→ **WHAT YOU WILL DO**
- 1) According to the sermon, on what date does Transfiguration Sunday fall this year?
- 2) From the sermon, extract the stretch from "It’s easy to see both" through "winds and waves.".
- 3) Continue the sermon on John 1:43-51 from its last sentence.
:: EXCERPTED TEXT ::
What's Your Nazareth? (John 1:43-51)
Written by Pastor Fausel   

 Grace, mercy and peace be to you …

Today, we’re out of the holidays and fully into the Epiphany Season.  You may have noticed that our colors have changed back to green which they’ll stay until the last Sunday in Epiphany, Transfiguration Sunday … which this year will be on February 19.

As we’ve said before, this season is about Jesus’ Epiphany, or showing forth, that He is both God and man … or showing Himself to the eyes in our heads to be a man … but to the eyes of our hearts … that He truly is God.

It’s easy to see both of those features of Jesus when He goes and marches across the Sea of Galilee on top of the water and then quiets a storm.   It’s easy to see Him under those circumstances as both a human being … and also … the Creator of the winds and waves.

Human beings can’t naturally walk on water … nor can they naturally command the wind and waves to obey them.

But now.  Jesus’ showing forth His divinity in today’s reading is a little more subtle than walking on water or commanding the storms… so we’ll take our reading slow and savor it.

What we first see there is Jesus being the seeker … seeking and finding Philip.  And then calling Philip to follow him. 


And then… later on in our reading… we see Jesus meeting Nathaniel.  Now here Jesus demonstrates His divinity by telling Nathaniel that He knew where he was just moments earlier and also what was going on in his Heart and mind.  Definitely God-things,    which by faith, Nathaniel acknowledges by saying to Jesus, “You are the Son of God, You are the King of Israel.”

But notice…  Jesus didn’t say anything particularly “Son-of-God-ish” or “King-of-Israel-ish”  to Nathaniel.   He just told Nathaniel that He had seen him … seen him in the spiritual sense … as Nathaniel had been meditating under a fig tree.
:::
:: PROVIDED MATERIAL ::
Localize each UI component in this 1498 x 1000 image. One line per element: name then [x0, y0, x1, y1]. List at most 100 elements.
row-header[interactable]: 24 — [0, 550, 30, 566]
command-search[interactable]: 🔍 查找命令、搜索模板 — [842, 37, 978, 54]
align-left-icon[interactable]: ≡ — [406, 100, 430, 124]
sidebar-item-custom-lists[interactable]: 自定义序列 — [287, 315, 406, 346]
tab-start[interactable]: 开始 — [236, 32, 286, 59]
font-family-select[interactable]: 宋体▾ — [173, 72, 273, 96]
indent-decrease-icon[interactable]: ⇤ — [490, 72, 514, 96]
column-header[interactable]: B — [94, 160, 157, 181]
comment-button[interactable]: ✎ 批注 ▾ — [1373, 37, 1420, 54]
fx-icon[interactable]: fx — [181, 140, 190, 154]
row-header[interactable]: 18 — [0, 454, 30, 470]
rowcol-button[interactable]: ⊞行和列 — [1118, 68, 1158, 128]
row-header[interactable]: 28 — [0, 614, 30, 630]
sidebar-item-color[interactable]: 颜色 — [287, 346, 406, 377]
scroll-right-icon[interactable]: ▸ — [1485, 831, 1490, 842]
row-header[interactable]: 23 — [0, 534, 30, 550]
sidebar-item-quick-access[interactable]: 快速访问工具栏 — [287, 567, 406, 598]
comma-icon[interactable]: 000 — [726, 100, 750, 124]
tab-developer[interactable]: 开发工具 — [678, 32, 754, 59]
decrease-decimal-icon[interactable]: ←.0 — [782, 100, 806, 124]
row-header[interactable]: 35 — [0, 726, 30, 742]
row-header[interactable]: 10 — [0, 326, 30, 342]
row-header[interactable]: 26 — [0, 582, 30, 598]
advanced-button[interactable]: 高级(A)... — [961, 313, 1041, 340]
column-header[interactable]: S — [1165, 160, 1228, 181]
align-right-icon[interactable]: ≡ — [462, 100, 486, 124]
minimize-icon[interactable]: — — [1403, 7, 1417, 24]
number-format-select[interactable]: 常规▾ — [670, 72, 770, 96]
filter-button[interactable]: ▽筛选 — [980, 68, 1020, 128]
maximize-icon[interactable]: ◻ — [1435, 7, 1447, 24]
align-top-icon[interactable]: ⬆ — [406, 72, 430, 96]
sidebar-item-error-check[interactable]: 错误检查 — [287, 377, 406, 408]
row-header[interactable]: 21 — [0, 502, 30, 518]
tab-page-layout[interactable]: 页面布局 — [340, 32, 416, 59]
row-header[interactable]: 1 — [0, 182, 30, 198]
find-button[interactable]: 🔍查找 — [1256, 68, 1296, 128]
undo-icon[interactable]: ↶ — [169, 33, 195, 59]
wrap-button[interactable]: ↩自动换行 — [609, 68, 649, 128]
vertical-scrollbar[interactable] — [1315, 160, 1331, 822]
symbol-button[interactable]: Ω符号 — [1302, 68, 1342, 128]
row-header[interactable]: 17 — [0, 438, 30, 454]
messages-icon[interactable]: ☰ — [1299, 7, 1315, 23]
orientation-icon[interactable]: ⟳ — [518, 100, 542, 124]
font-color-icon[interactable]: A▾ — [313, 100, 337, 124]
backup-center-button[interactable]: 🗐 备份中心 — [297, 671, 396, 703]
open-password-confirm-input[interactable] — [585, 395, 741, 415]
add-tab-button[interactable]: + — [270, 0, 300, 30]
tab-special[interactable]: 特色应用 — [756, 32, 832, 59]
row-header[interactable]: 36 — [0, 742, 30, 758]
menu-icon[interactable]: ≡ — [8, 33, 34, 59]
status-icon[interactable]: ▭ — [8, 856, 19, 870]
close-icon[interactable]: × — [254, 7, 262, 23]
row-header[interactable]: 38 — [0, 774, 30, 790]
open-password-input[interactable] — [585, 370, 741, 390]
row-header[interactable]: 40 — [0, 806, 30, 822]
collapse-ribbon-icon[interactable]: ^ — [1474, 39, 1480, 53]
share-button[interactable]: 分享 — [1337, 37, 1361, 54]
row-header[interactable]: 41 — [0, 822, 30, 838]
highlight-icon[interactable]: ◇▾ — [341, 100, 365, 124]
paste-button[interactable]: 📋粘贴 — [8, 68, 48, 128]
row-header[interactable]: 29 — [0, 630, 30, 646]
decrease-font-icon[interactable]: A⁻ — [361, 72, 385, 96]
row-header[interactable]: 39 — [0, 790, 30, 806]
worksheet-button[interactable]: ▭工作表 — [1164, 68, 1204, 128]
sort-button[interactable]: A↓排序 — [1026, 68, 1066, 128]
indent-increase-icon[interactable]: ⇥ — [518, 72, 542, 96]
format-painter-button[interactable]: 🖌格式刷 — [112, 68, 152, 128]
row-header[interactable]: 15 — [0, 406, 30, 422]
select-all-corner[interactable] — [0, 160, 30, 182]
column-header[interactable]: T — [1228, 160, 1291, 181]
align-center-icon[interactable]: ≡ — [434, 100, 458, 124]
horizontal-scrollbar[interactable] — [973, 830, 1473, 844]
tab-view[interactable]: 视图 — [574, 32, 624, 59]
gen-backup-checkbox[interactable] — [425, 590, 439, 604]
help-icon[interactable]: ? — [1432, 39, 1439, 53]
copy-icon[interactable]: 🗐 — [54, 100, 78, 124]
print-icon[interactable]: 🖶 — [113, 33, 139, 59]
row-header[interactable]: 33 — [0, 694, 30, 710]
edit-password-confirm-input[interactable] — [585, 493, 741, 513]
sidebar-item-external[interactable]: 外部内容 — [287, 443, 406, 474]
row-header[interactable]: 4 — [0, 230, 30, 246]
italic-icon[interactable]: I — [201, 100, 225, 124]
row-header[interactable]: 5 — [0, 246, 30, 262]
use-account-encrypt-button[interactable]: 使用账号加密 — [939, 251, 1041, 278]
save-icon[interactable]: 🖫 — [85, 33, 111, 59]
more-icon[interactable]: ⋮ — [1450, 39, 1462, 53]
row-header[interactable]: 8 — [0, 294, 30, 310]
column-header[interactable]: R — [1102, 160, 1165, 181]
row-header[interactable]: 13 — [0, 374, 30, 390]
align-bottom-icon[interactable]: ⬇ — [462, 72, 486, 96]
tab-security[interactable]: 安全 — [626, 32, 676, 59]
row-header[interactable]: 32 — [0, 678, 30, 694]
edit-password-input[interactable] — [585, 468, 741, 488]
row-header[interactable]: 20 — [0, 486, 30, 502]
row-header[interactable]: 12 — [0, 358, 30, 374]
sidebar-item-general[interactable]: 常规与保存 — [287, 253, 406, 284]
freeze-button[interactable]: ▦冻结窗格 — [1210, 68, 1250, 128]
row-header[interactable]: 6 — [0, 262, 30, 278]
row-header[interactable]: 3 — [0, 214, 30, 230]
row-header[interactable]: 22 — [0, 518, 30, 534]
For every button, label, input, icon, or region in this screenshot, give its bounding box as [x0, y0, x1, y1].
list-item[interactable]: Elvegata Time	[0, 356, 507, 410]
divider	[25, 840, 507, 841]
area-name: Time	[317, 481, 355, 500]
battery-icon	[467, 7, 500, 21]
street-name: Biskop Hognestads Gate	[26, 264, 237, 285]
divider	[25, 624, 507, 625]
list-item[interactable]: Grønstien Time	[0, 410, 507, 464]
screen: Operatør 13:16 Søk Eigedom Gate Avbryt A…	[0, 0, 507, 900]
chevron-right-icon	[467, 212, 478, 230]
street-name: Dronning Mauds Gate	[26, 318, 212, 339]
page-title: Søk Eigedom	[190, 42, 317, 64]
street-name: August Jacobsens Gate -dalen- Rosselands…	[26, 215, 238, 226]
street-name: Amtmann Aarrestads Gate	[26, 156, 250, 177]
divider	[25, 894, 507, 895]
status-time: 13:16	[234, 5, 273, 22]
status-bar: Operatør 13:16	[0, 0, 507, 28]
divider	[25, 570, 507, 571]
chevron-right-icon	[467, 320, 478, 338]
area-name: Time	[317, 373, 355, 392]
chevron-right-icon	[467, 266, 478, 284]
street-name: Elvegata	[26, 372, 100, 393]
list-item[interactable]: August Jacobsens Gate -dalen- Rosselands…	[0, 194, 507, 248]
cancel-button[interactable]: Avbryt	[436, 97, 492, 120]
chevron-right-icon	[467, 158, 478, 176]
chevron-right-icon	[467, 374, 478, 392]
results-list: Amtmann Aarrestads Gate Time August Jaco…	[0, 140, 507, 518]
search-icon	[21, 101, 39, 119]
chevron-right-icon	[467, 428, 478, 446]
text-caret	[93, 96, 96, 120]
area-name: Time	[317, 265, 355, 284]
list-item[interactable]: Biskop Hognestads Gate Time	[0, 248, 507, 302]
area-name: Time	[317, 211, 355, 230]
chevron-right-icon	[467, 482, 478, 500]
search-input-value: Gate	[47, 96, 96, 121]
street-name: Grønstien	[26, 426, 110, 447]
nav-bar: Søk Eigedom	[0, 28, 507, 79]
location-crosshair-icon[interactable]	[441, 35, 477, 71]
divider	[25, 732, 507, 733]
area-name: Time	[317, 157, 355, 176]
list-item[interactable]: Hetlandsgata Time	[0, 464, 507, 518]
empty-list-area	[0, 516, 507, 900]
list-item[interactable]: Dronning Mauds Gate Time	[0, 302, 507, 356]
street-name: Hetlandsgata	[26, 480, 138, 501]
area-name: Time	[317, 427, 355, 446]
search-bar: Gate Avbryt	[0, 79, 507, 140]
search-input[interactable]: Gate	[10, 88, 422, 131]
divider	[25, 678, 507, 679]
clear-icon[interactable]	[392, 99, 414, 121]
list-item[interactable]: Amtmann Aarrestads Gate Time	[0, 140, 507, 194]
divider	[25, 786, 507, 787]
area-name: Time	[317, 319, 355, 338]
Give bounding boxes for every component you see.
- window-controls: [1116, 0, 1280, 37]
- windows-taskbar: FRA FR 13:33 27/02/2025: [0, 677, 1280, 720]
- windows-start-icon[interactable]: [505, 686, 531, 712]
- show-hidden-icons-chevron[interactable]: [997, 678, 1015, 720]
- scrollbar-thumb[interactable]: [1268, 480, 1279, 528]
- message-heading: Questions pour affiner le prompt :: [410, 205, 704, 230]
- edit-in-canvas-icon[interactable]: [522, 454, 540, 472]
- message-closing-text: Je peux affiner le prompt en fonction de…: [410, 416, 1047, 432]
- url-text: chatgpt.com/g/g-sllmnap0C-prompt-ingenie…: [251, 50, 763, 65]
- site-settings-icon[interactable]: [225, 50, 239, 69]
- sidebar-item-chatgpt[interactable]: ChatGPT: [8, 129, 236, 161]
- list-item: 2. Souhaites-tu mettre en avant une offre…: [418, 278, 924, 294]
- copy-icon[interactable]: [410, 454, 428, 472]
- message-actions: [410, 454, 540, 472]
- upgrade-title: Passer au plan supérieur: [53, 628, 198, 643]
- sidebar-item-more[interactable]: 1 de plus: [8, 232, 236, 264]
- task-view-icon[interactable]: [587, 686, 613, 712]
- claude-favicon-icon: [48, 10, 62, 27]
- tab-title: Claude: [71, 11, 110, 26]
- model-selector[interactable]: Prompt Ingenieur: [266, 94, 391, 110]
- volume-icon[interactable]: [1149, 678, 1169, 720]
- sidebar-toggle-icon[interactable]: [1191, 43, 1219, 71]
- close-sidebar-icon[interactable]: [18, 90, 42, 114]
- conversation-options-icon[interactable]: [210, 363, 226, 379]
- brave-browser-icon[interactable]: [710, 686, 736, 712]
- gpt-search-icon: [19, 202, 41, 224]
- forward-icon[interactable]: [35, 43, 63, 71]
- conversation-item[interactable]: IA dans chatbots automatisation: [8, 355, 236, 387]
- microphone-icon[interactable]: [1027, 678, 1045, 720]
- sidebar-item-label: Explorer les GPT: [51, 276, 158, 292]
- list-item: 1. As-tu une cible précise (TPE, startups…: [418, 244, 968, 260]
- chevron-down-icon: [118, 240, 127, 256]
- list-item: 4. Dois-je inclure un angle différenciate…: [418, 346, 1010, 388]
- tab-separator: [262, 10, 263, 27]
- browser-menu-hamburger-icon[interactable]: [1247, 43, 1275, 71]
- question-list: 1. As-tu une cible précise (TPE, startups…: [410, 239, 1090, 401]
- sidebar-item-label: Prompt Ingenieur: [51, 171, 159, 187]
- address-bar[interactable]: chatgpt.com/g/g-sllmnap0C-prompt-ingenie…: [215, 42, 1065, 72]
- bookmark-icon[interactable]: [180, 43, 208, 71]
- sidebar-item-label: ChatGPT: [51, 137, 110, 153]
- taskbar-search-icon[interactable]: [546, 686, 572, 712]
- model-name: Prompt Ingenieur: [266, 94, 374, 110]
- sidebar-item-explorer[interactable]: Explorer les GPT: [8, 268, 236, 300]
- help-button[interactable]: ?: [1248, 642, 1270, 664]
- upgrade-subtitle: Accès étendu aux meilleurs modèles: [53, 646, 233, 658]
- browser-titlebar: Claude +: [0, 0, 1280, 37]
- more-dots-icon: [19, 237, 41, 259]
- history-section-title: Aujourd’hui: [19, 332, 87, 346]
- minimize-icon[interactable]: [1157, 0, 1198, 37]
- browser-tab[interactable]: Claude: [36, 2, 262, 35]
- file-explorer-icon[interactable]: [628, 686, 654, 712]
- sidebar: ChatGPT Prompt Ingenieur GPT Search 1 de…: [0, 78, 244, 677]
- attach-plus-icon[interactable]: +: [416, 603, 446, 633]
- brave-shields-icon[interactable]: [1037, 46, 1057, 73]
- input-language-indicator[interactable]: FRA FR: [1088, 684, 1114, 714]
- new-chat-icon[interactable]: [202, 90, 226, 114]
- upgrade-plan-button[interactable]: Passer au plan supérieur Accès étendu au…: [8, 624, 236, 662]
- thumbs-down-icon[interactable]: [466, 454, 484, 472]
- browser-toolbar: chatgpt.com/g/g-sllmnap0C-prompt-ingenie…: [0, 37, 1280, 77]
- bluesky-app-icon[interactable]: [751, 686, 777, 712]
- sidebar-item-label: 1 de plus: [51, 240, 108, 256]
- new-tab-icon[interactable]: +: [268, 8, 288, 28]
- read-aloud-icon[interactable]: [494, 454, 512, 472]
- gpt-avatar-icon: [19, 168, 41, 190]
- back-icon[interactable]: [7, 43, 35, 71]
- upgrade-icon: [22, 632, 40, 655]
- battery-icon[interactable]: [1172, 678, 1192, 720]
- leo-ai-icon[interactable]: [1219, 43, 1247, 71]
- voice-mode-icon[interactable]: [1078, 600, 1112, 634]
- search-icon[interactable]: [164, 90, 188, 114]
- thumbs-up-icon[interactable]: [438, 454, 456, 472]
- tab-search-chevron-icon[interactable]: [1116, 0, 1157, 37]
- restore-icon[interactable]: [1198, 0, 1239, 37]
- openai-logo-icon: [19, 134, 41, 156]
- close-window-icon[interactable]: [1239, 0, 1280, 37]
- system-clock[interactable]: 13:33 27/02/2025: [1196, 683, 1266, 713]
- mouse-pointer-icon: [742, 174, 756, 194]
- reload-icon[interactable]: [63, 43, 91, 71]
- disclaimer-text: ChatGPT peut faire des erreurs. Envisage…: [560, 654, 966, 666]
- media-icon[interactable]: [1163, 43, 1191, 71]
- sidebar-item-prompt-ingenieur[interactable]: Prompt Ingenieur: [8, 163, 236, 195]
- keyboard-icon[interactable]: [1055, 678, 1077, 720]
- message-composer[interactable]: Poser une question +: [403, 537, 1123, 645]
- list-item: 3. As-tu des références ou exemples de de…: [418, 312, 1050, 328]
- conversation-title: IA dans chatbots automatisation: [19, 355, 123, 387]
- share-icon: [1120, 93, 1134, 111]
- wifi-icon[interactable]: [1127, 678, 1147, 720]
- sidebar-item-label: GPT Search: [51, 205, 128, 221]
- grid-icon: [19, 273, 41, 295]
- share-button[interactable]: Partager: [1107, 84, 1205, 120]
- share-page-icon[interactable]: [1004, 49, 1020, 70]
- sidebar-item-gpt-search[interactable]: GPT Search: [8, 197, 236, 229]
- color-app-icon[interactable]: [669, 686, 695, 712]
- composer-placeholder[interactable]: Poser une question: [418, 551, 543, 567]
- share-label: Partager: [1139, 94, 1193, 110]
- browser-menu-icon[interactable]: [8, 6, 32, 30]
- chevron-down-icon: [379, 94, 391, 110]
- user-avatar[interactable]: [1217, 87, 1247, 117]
:::
→ **RESULTS OF THE EXERCISE**
- 1) February 19.

- 2)
It’s easy to see both of those features of Jesus when He goes and marches across the Sea of Galilee on top of the water and then quiets a storm.   It’s easy to see Him under those circumstances as both a human being … and also … the Creator of the winds and waves.

- 3)
So, why does Nathaniel, then, call Jesus both the Son of God and King of Israel?   We might conclude He made those connections because Jesus did something only God could do … Jesus had seen the thoughts of His heart and mind, and described him as a true Israelite in whom there was nothing false …

And so in this case we might not be surprised when Nathaniel calls Jesus both God and Lord.  The Messiah and His King …but there is one more thing that we need to consider here….

At first, Nathaniel was Just going to write this Jesus off...  because in referring to Jesus, Philip uses Jesus’ title, “Jesus, the one from Nazareth.”   And to that Nathaniel replies:    … Can anything good come out of Nazareth?”

Now, obviously, Philip and Nathaniel knew their scriptures.   Philip is making the claim that this Jesus is the one Whom Moses wrote about and about whom the prophets also wrote. 

To make that connection about Jesus takes reading the scriptures with the insight of the Holy Spirit … and apparently, by this conversation, both men had that Spirit-given understanding of God’s word.

But anyone with that knowledge and insight into the word of Moses and the Prophets would have also known the prophecy that the Messiah, the Christ, was to be born in Bethlehem in Judea.

You may recall that when the Wise Men came to Jerusalem, and asked where the King of the Jews was born … for they had seen his Star.  The scribes sent them south, the four miles to Bethlehem.

And so when Nathaniel says:  Nazareth?  Can anything good come from there?”  He’s saying more that what we might hear on the surface.

In Nathaniel’s day Nazareth was hardly in the theological map … at least compared to a town like Bethlehem.  Nazareth was north of Judea, beyond Samaria … and the population there was of mixed races … unlike the Jewish purity of the population of Judea and the city of David, Bethlehem.  Some even called the town of Nazareth half-heathen.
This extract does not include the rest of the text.